+++ Page text
# Tractor show in Bangor PA, Jan 15, 2005



## bontai Joe (Sep 16, 2003)

ONE OF THE
1st SHOWS OF THE YEAR ON
THE EAST COAST
http://jacktown.com/schedule.asp

Jacktown Community Center
Bangor-Richmond Road, Bangor, PA

JANUARY 15, 2005
Snow or Shine!

8 a.m. - 4 p.m.

GAS ENGINE DISPLAY
FOOD AVAILABLE ON GROUNDS


--------------------------------------------------------------------------------
Bring an empty
Soup Can and receive
FREE Hobo Stew! (it is good and served HOT!)
--------------------------------------------------------------------------------

COME OUT AND ENJOY THE
FUN BY THE BONFIRE


----------



## bontai Joe (Sep 16, 2003)

Just bumping this up to reinforce the fact that this is a great show.


----------



## bontai Joe (Sep 16, 2003)

Well it was COLD out there today! My wife saw it was 15 degrees out this morning and decided she didn't want to go. I got there kinda late (around noon) and the free Hobo stew was gone. They had brewed up (2) 40 GALLON pots of stew. There were lots of hit and miss engines putting along, but not may tractors, and very little lawn and garden stuff. I spent about an hour wandering around and a few extra minutes huddled around the bonfire with a lot of other folks trying to get warm. I'm hoping the turn out will be bigger for the Spring show. Sorry, but no pics..... one of these days I got to get a digital camera I guess.


----------



## Deerehunter (May 28, 2004)

Yes it was cold. There was a deal going on where a gentleman was swapping a '37 John Deere B for a 6hp? Alamo with saw rig. He wanted to show the guy that the tractor ran. He tried starting it with no luck, only one pop, so he let it sit for a while. When he went back to try again, the flywheel wouldn't move  When he took the plugs out, he found a droplet of frozen water in the gap of one sparkplug. Apparently he some how got a little water, maybe in the gas, in the cylinder and it froze the piston fast. They did manage to get unstuck, but didn't get the tractor started. They went ahead with the deal any way. Anyone interested in seeing pictures click HERE Some said there wasn't as many people there this year as last year, but I thought there were more  I went to get seconds on the stew and it was already gone so, I had a couple hotdogs instead. Inside the one building there was coffee and donuts, all free  They did have donation boxes put out and people were being generous.


----------
++++++
:: The problem ::
In the tractor show thread, how many pots of stew were brewed, and what size was each one?
+++ Dataset content
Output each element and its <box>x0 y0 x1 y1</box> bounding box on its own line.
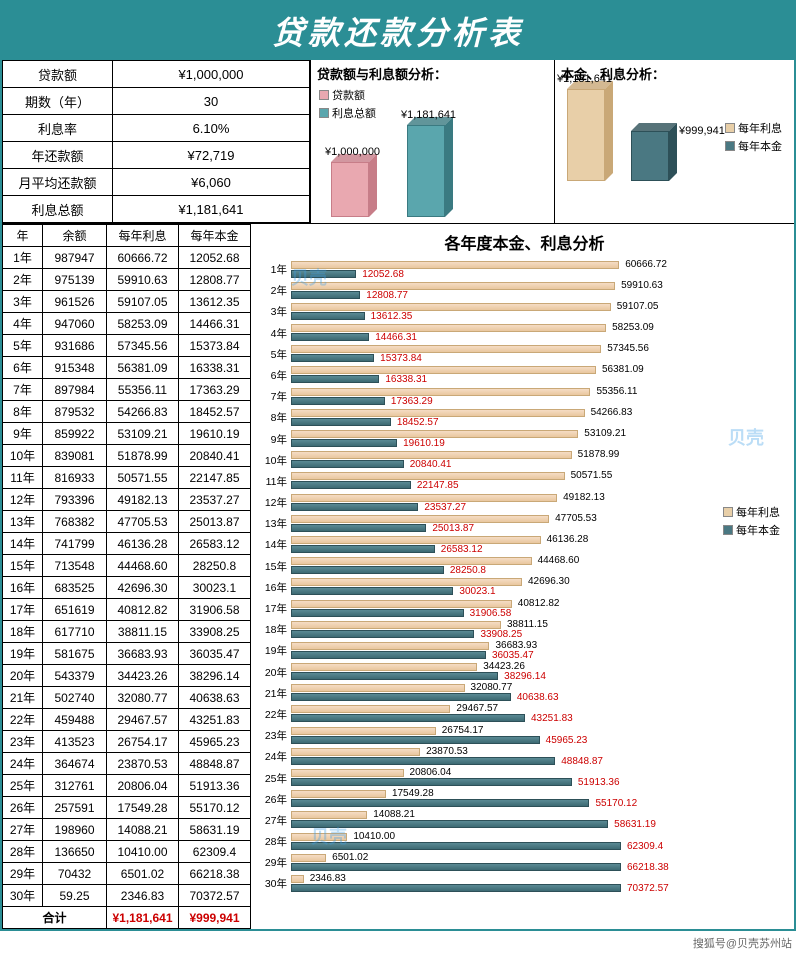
++++++
:: Output below ::
Two pots, each 40 gallons.